### EXERCISE DIRECTIONS
Using the listing below, extract each line that has the word "this" in it.

(Data items)
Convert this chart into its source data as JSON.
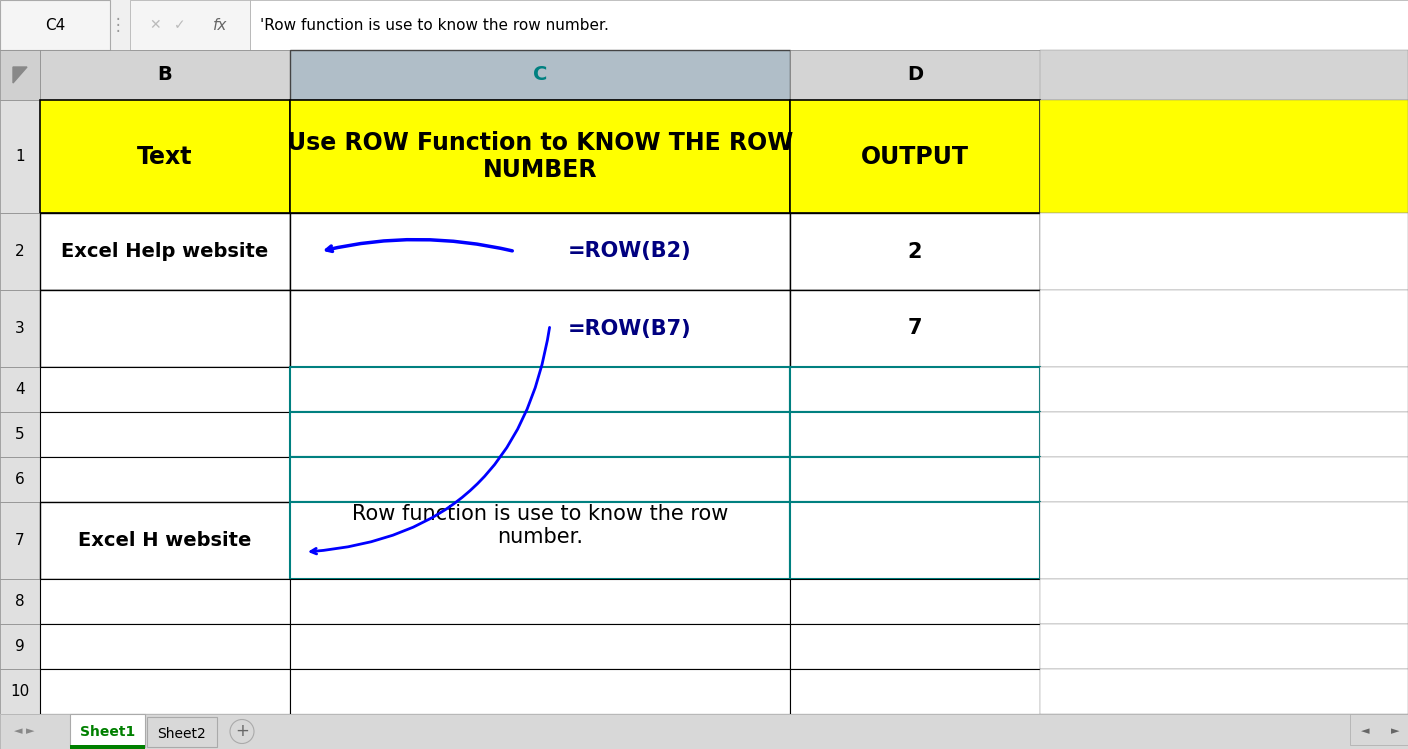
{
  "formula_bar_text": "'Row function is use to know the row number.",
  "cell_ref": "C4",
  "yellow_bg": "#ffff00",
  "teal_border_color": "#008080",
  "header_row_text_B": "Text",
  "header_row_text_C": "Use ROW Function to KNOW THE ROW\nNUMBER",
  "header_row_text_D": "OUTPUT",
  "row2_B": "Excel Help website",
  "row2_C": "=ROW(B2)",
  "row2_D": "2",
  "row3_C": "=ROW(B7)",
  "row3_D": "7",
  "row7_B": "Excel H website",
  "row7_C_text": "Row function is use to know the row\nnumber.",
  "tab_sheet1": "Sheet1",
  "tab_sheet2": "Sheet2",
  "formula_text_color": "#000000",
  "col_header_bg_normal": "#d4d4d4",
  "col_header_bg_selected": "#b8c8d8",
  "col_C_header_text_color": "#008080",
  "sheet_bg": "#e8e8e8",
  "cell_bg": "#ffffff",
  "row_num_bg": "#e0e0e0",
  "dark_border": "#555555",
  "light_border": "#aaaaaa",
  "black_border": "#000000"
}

* * *

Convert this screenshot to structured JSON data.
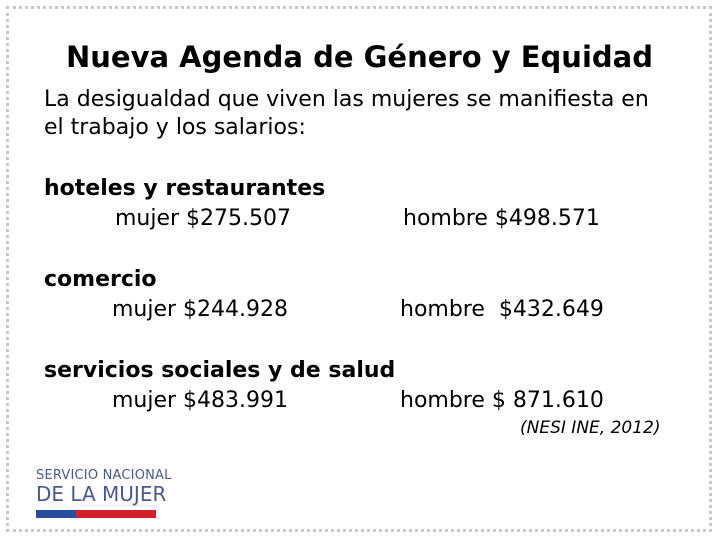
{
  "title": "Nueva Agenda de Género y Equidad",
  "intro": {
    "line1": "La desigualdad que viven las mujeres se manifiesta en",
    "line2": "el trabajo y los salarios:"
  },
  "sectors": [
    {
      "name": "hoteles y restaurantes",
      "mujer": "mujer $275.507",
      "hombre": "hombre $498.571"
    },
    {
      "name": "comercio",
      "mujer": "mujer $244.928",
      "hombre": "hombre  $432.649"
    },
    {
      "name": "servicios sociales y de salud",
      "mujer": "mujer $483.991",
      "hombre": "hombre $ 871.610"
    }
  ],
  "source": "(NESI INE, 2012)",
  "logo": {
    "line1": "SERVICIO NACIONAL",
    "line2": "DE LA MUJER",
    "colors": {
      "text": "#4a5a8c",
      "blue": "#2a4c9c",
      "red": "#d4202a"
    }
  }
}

### WRITTEN RESPONSE
Convert this chart into its source data as JSON.
Convert this screenshot to structured JSON data.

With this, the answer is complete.